**Aim of the task:** Repeat all the material exactly; pictures stay out of your copy.

**Material:**
........

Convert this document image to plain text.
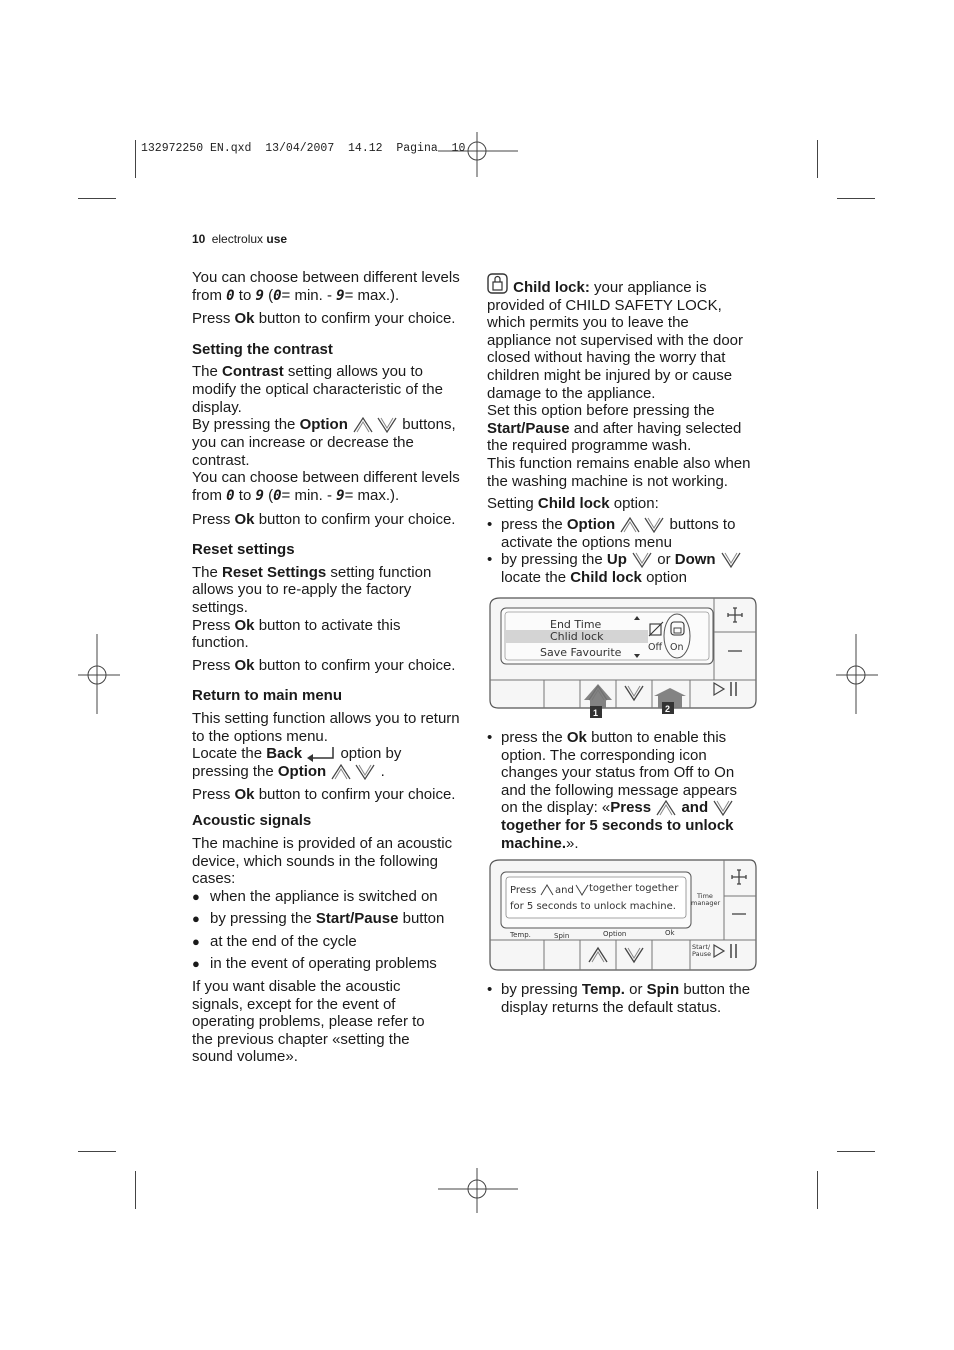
132972250 EN.qxd  13/04/2007  14.12  Pagina  10
10 electrolux use

You can choose between different levels

from 0 to 9 (0= min. - 9= max.).

Press Ok button to confirm your choice.

Setting the contrast

The Contrast setting allows you to

modify the optical characteristic of the

display.

By pressing the Option	buttons,

you can increase or decrease the

contrast.

You can choose between different levels

from 0 to 9 (0= min. - 9= max.).

Press Ok button to confirm your choice.

Reset settings

The Reset Settings setting function

allows you to re-apply the factory

settings.

Press Ok button to activate this

function.

Press Ok button to confirm your choice.

Return to main menu

This setting function allows you to return

to the options menu.

Locate the Back	option by

pressing the Option	.

Press Ok button to confirm your choice.

Acoustic signals

The machine is provided of an acoustic

device, which sounds in the following

cases:

● when the appliance is switched on
● by pressing the Start/Pause button
● at the end of the cycle
● in the event of operating problems

If you want disable the acoustic

signals, except for the event of

operating problems, please refer to

the previous chapter «setting the

sound volume».

Child lock: your appliance is

provided of CHILD SAFETY LOCK,

which permits you to leave the

appliance not supervised with the door

closed without having the worry that

children might be injured by or cause

damage to the appliance.

Set this option before pressing the

Start/Pause and after having selected

the required programme wash.

This function remains enable also when

the washing machine is not working.

Setting Child lock option:

• press the Option	buttons to
activate the options menu
• by pressing the Up or Down
locate the Child lock option
End Time
Chlid lock
Save Favourite	Off On
1	2
• press the Ok button to enable this
option. The corresponding icon
changes your status from Off to On
and the following message appears
on the display: «Press and
together for 5 seconds to unlock
machine.».
Press and together together
for 5 seconds to unlock machine.
Time
manager
Temp.	Spin	Option	Ok
Start/
Pause
• by pressing Temp. or Spin button the
display returns the default status.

........

**Completed exercise:**
Convert this document image to plain text.
132972250 EN.qxd  13/04/2007  14.12  Pagina  10
10 electrolux use

You can choose between different levels

from 0 to 9 (0= min. - 9= max.).

Press Ok button to confirm your choice.

Setting the contrast

The Contrast setting allows you to

modify the optical characteristic of the

display.

By pressing the Option	buttons,

you can increase or decrease the

contrast.

You can choose between different levels

from 0 to 9 (0= min. - 9= max.).

Press Ok button to confirm your choice.

Reset settings

The Reset Settings setting function

allows you to re-apply the factory

settings.

Press Ok button to activate this

function.

Press Ok button to confirm your choice.

Return to main menu

This setting function allows you to return

to the options menu.

Locate the Back	option by

pressing the Option	.

Press Ok button to confirm your choice.

Acoustic signals

The machine is provided of an acoustic

device, which sounds in the following

cases:

● when the appliance is switched on
● by pressing the Start/Pause button
● at the end of the cycle
● in the event of operating problems

If you want disable the acoustic

signals, except for the event of

operating problems, please refer to

the previous chapter «setting the

sound volume».

Child lock: your appliance is

provided of CHILD SAFETY LOCK,

which permits you to leave the

appliance not supervised with the door

closed without having the worry that

children might be injured by or cause

damage to the appliance.

Set this option before pressing the

Start/Pause and after having selected

the required programme wash.

This function remains enable also when

the washing machine is not working.

Setting Child lock option:

• press the Option	buttons to
activate the options menu
• by pressing the Up or Down
locate the Child lock option
End Time
Chlid lock
Save Favourite	Off On
1	2
• press the Ok button to enable this
option. The corresponding icon
changes your status from Off to On
and the following message appears
on the display: «Press and
together for 5 seconds to unlock
machine.».
Press and together together
for 5 seconds to unlock machine.
Time
manager
Temp.	Spin	Option	Ok
Start/
Pause
• by pressing Temp. or Spin button the
display returns the default status.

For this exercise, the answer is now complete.